▶ **Problem to solve**
Skip the pictures. Copy all the rest of the records down exactly.

===== Records shown =====

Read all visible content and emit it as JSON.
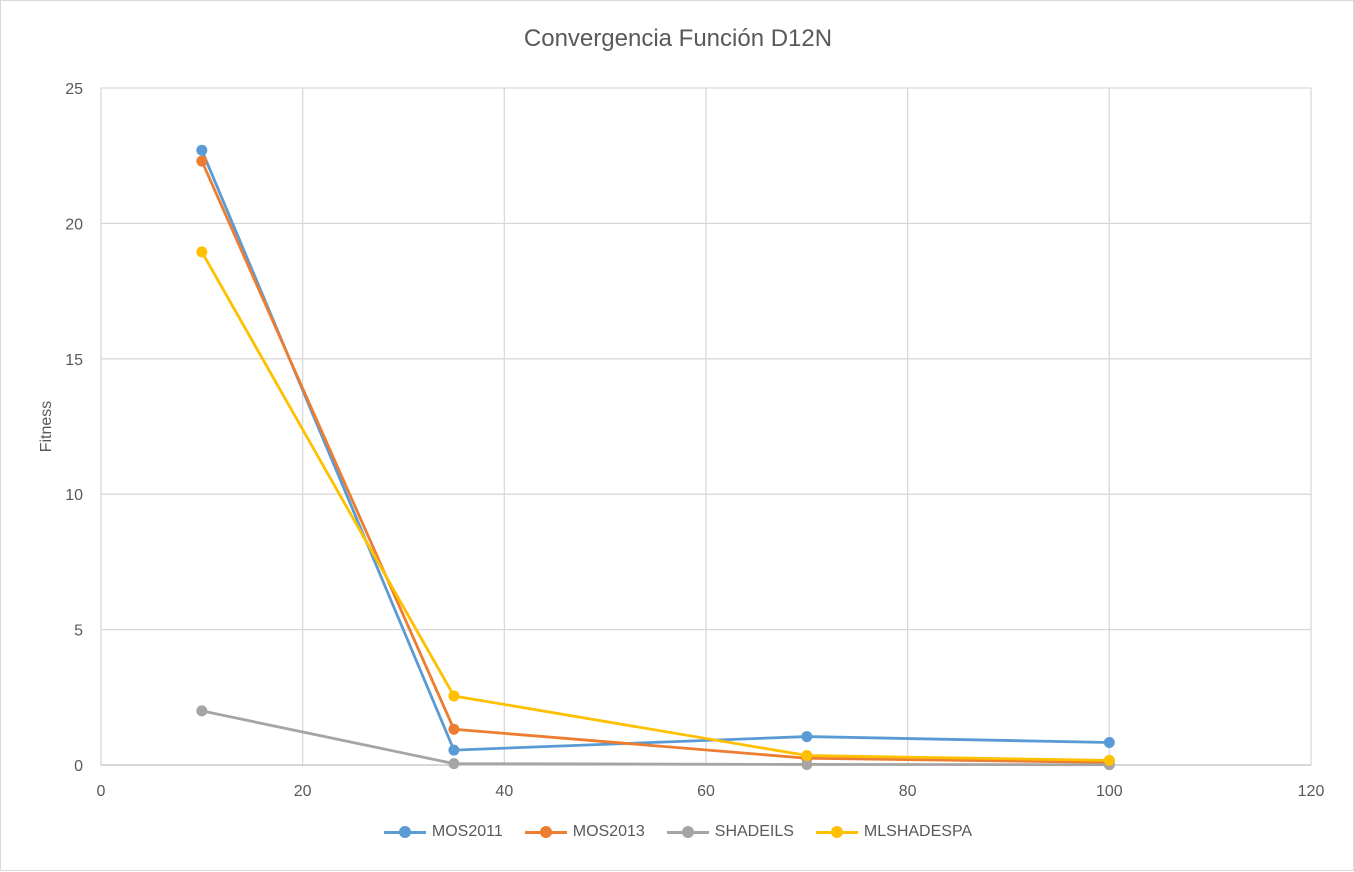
{
  "chart_data": {
    "type": "line",
    "title": "Convergencia Función D12N",
    "xlabel": "",
    "ylabel": "Fitness",
    "xlim": [
      0,
      120
    ],
    "ylim": [
      0,
      25
    ],
    "xticks": [
      "0",
      "20",
      "40",
      "60",
      "80",
      "100",
      "120"
    ],
    "yticks": [
      "0",
      "5",
      "10",
      "15",
      "20",
      "25"
    ],
    "grid": true,
    "legend_position": "bottom",
    "series": [
      {
        "name": "MOS2011",
        "color": "#5b9bd5",
        "x": [
          10,
          35,
          70,
          100
        ],
        "y": [
          22.7,
          0.55,
          1.05,
          0.83
        ]
      },
      {
        "name": "MOS2013",
        "color": "#ed7d31",
        "x": [
          10,
          35,
          70,
          100
        ],
        "y": [
          22.3,
          1.32,
          0.25,
          0.1
        ]
      },
      {
        "name": "SHADEILS",
        "color": "#a5a5a5",
        "x": [
          10,
          35,
          70,
          100
        ],
        "y": [
          2.0,
          0.05,
          0.02,
          0.01
        ]
      },
      {
        "name": "MLSHADESPA",
        "color": "#ffc000",
        "x": [
          10,
          35,
          70,
          100
        ],
        "y": [
          18.95,
          2.55,
          0.35,
          0.17
        ]
      }
    ]
  }
}
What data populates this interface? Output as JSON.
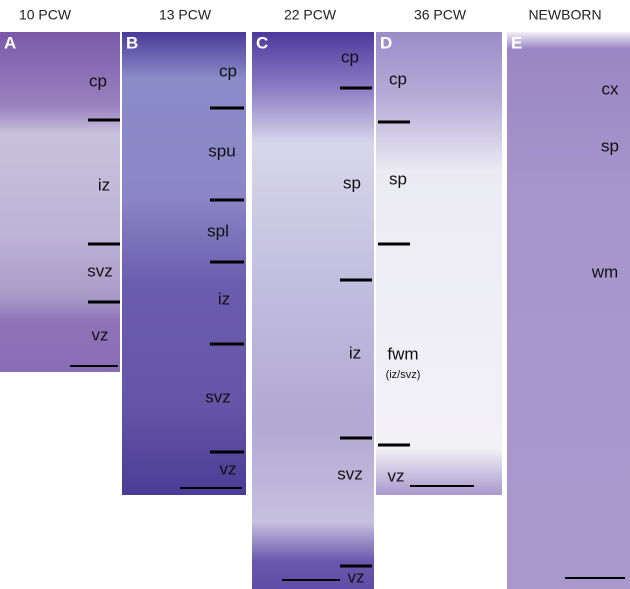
{
  "panels": [
    {
      "letter": "A",
      "title": "10 PCW",
      "layers": [
        "cp",
        "iz",
        "svz",
        "vz"
      ]
    },
    {
      "letter": "B",
      "title": "13 PCW",
      "layers": [
        "cp",
        "spu",
        "spl",
        "iz",
        "svz",
        "vz"
      ]
    },
    {
      "letter": "C",
      "title": "22 PCW",
      "layers": [
        "cp",
        "sp",
        "iz",
        "svz",
        "vz"
      ]
    },
    {
      "letter": "D",
      "title": "36 PCW",
      "layers": [
        "cp",
        "sp",
        "fwm",
        "vz"
      ],
      "note": "(iz/svz)"
    },
    {
      "letter": "E",
      "title": "NEWBORN",
      "layers": [
        "cx",
        "sp",
        "wm"
      ]
    }
  ]
}
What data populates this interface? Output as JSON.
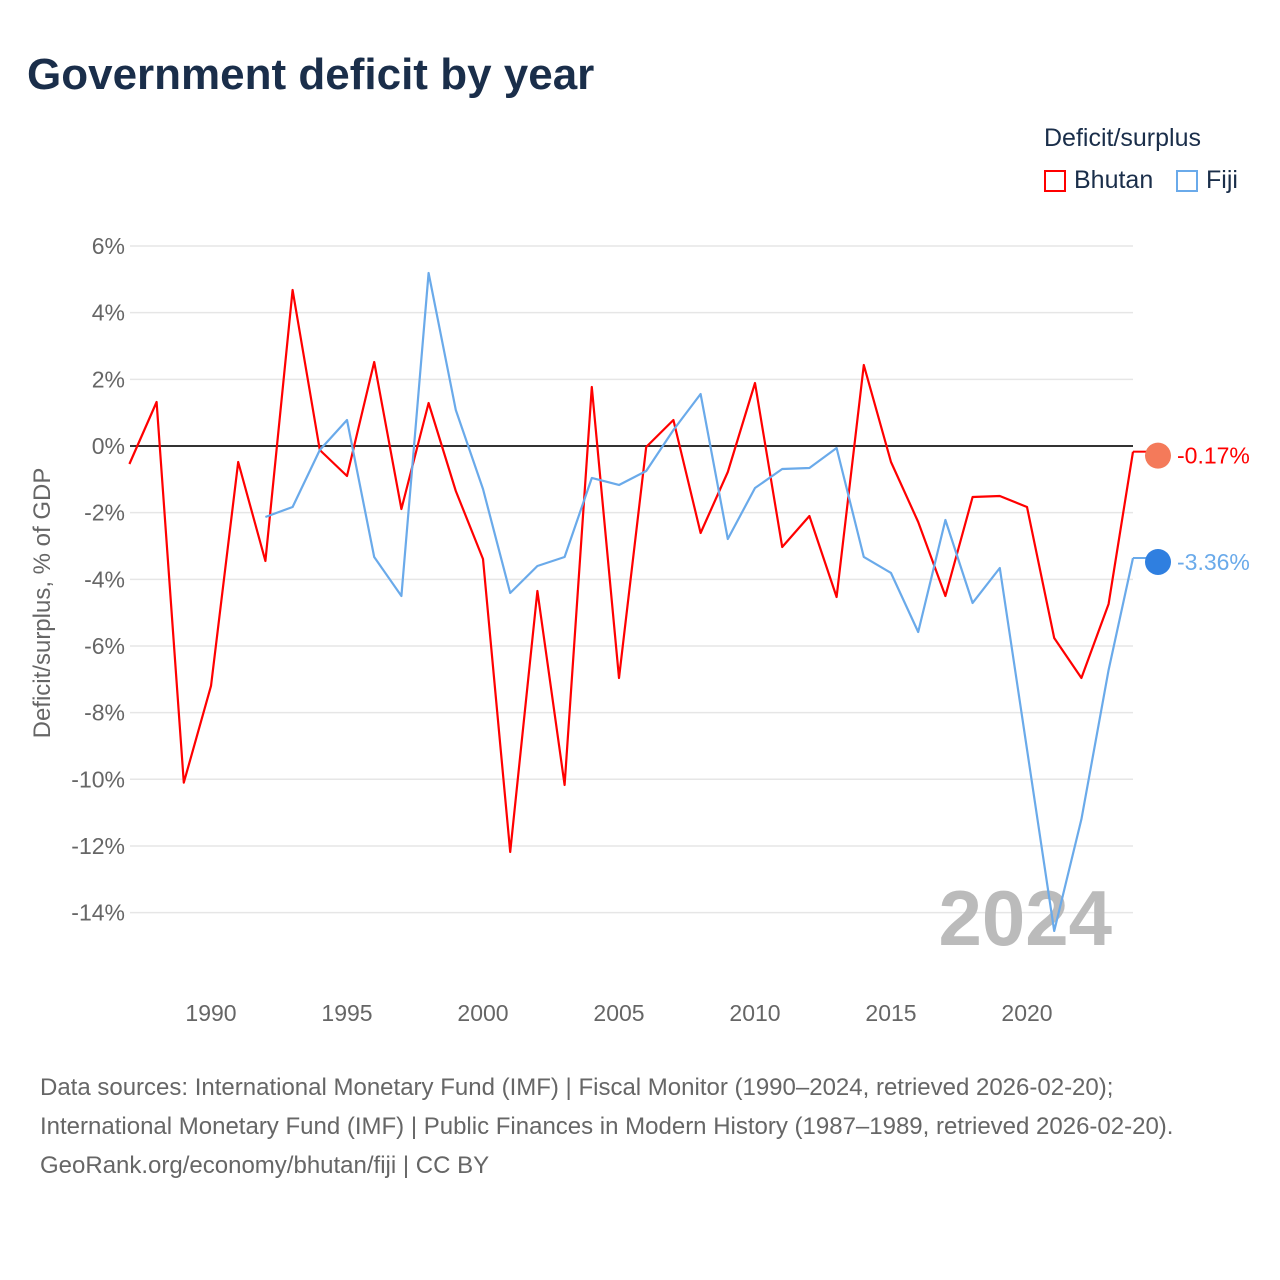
{
  "title": "Government deficit by year",
  "legend": {
    "title": "Deficit/surplus",
    "items": [
      {
        "name": "Bhutan",
        "color": "#ff0000"
      },
      {
        "name": "Fiji",
        "color": "#6aaaea"
      }
    ]
  },
  "year_watermark": "2024",
  "footer": {
    "sources": "Data sources: International Monetary Fund (IMF) | Fiscal Monitor (1990–2024, retrieved 2026-02-20); International Monetary Fund (IMF) | Public Finances in Modern History (1987–1989, retrieved 2026-02-20).",
    "credit": "GeoRank.org/economy/bhutan/fiji | CC BY"
  },
  "chart_data": {
    "type": "line",
    "title": "Government deficit by year",
    "xlabel": "",
    "ylabel": "Deficit/surplus, % of GDP",
    "xlim": [
      1987,
      2024
    ],
    "ylim": [
      -16,
      6
    ],
    "yticks": [
      6,
      4,
      2,
      0,
      -2,
      -4,
      -6,
      -8,
      -10,
      -12,
      -14
    ],
    "ytick_labels": [
      "6%",
      "4%",
      "2%",
      "0%",
      "-2%",
      "-4%",
      "-6%",
      "-8%",
      "-10%",
      "-12%",
      "-14%"
    ],
    "xticks": [
      1990,
      1995,
      2000,
      2005,
      2010,
      2015,
      2020
    ],
    "xtick_labels": [
      "1990",
      "1995",
      "2000",
      "2005",
      "2010",
      "2015",
      "2020"
    ],
    "grid": true,
    "legend_position": "top-right",
    "series": [
      {
        "name": "Bhutan",
        "color": "#ff0000",
        "end_label": "-0.17%",
        "start_year": 1987,
        "values": [
          -0.54,
          1.32,
          -10.1,
          -7.2,
          -0.48,
          -3.45,
          4.68,
          -0.12,
          -0.9,
          2.52,
          -1.89,
          1.29,
          -1.35,
          -3.39,
          -12.18,
          -4.35,
          -10.17,
          1.77,
          -6.96,
          -0.03,
          0.78,
          -2.61,
          -0.78,
          1.89,
          -3.03,
          -2.1,
          -4.53,
          2.43,
          -0.48,
          -2.28,
          -4.5,
          -1.53,
          -1.5,
          -1.83,
          -5.76,
          -6.96,
          -4.74,
          -0.17
        ]
      },
      {
        "name": "Fiji",
        "color": "#6aaaea",
        "end_label": "-3.36%",
        "start_year": 1992,
        "values": [
          -2.13,
          -1.83,
          -0.12,
          0.78,
          -3.33,
          -4.5,
          5.19,
          1.08,
          -1.29,
          -4.41,
          -3.6,
          -3.33,
          -0.96,
          -1.17,
          -0.75,
          0.48,
          1.56,
          -2.79,
          -1.26,
          -0.69,
          -0.66,
          -0.06,
          -3.33,
          -3.81,
          -5.58,
          -2.22,
          -4.71,
          -3.66,
          -9.1,
          -14.55,
          -11.2,
          -6.72,
          -3.36
        ]
      }
    ]
  }
}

=====

▶ **Solution for this problem**
Read all visible content and emit it as JSON.
{
  "chart_data": {
    "type": "line",
    "title": "Convergencia Función D12N",
    "xlabel": "",
    "ylabel": "Fitness",
    "xlim": [
      0,
      120
    ],
    "ylim": [
      0,
      25
    ],
    "xticks": [
      "0",
      "20",
      "40",
      "60",
      "80",
      "100",
      "120"
    ],
    "yticks": [
      "0",
      "5",
      "10",
      "15",
      "20",
      "25"
    ],
    "grid": true,
    "legend_position": "bottom",
    "series": [
      {
        "name": "MOS2011",
        "color": "#5b9bd5",
        "x": [
          10,
          35,
          70,
          100
        ],
        "y": [
          22.7,
          0.55,
          1.05,
          0.83
        ]
      },
      {
        "name": "MOS2013",
        "color": "#ed7d31",
        "x": [
          10,
          35,
          70,
          100
        ],
        "y": [
          22.3,
          1.32,
          0.25,
          0.1
        ]
      },
      {
        "name": "SHADEILS",
        "color": "#a5a5a5",
        "x": [
          10,
          35,
          70,
          100
        ],
        "y": [
          2.0,
          0.05,
          0.02,
          0.01
        ]
      },
      {
        "name": "MLSHADESPA",
        "color": "#ffc000",
        "x": [
          10,
          35,
          70,
          100
        ],
        "y": [
          18.95,
          2.55,
          0.35,
          0.17
        ]
      }
    ]
  }
}
What data populates this interface? Output as JSON.
{
  "panels": [
    {
      "letter": "A",
      "title": "10 PCW",
      "layers": [
        "cp",
        "iz",
        "svz",
        "vz"
      ]
    },
    {
      "letter": "B",
      "title": "13 PCW",
      "layers": [
        "cp",
        "spu",
        "spl",
        "iz",
        "svz",
        "vz"
      ]
    },
    {
      "letter": "C",
      "title": "22 PCW",
      "layers": [
        "cp",
        "sp",
        "iz",
        "svz",
        "vz"
      ]
    },
    {
      "letter": "D",
      "title": "36 PCW",
      "layers": [
        "cp",
        "sp",
        "fwm",
        "vz"
      ],
      "note": "(iz/svz)"
    },
    {
      "letter": "E",
      "title": "NEWBORN",
      "layers": [
        "cx",
        "sp",
        "wm"
      ]
    }
  ]
}
What data populates this interface? Output as JSON.
{
  "title": "Government deficit by year",
  "legend": {
    "title": "Deficit/surplus",
    "items": [
      {
        "name": "Bhutan",
        "color": "#ff0000"
      },
      {
        "name": "Fiji",
        "color": "#6aaaea"
      }
    ]
  },
  "year_watermark": "2024",
  "footer": {
    "sources": "Data sources: International Monetary Fund (IMF) | Fiscal Monitor (1990–2024, retrieved 2026-02-20); International Monetary Fund (IMF) | Public Finances in Modern History (1987–1989, retrieved 2026-02-20).",
    "credit": "GeoRank.org/economy/bhutan/fiji | CC BY"
  },
  "chart_data": {
    "type": "line",
    "title": "Government deficit by year",
    "xlabel": "",
    "ylabel": "Deficit/surplus, % of GDP",
    "xlim": [
      1987,
      2024
    ],
    "ylim": [
      -16,
      6
    ],
    "yticks": [
      6,
      4,
      2,
      0,
      -2,
      -4,
      -6,
      -8,
      -10,
      -12,
      -14
    ],
    "ytick_labels": [
      "6%",
      "4%",
      "2%",
      "0%",
      "-2%",
      "-4%",
      "-6%",
      "-8%",
      "-10%",
      "-12%",
      "-14%"
    ],
    "xticks": [
      1990,
      1995,
      2000,
      2005,
      2010,
      2015,
      2020
    ],
    "xtick_labels": [
      "1990",
      "1995",
      "2000",
      "2005",
      "2010",
      "2015",
      "2020"
    ],
    "grid": true,
    "legend_position": "top-right",
    "series": [
      {
        "name": "Bhutan",
        "color": "#ff0000",
        "end_label": "-0.17%",
        "start_year": 1987,
        "values": [
          -0.54,
          1.32,
          -10.1,
          -7.2,
          -0.48,
          -3.45,
          4.68,
          -0.12,
          -0.9,
          2.52,
          -1.89,
          1.29,
          -1.35,
          -3.39,
          -12.18,
          -4.35,
          -10.17,
          1.77,
          -6.96,
          -0.03,
          0.78,
          -2.61,
          -0.78,
          1.89,
          -3.03,
          -2.1,
          -4.53,
          2.43,
          -0.48,
          -2.28,
          -4.5,
          -1.53,
          -1.5,
          -1.83,
          -5.76,
          -6.96,
          -4.74,
          -0.17
        ]
      },
      {
        "name": "Fiji",
        "color": "#6aaaea",
        "end_label": "-3.36%",
        "start_year": 1992,
        "values": [
          -2.13,
          -1.83,
          -0.12,
          0.78,
          -3.33,
          -4.5,
          5.19,
          1.08,
          -1.29,
          -4.41,
          -3.6,
          -3.33,
          -0.96,
          -1.17,
          -0.75,
          0.48,
          1.56,
          -2.79,
          -1.26,
          -0.69,
          -0.66,
          -0.06,
          -3.33,
          -3.81,
          -5.58,
          -2.22,
          -4.71,
          -3.66,
          -9.1,
          -14.55,
          -11.2,
          -6.72,
          -3.36
        ]
      }
    ]
  }
}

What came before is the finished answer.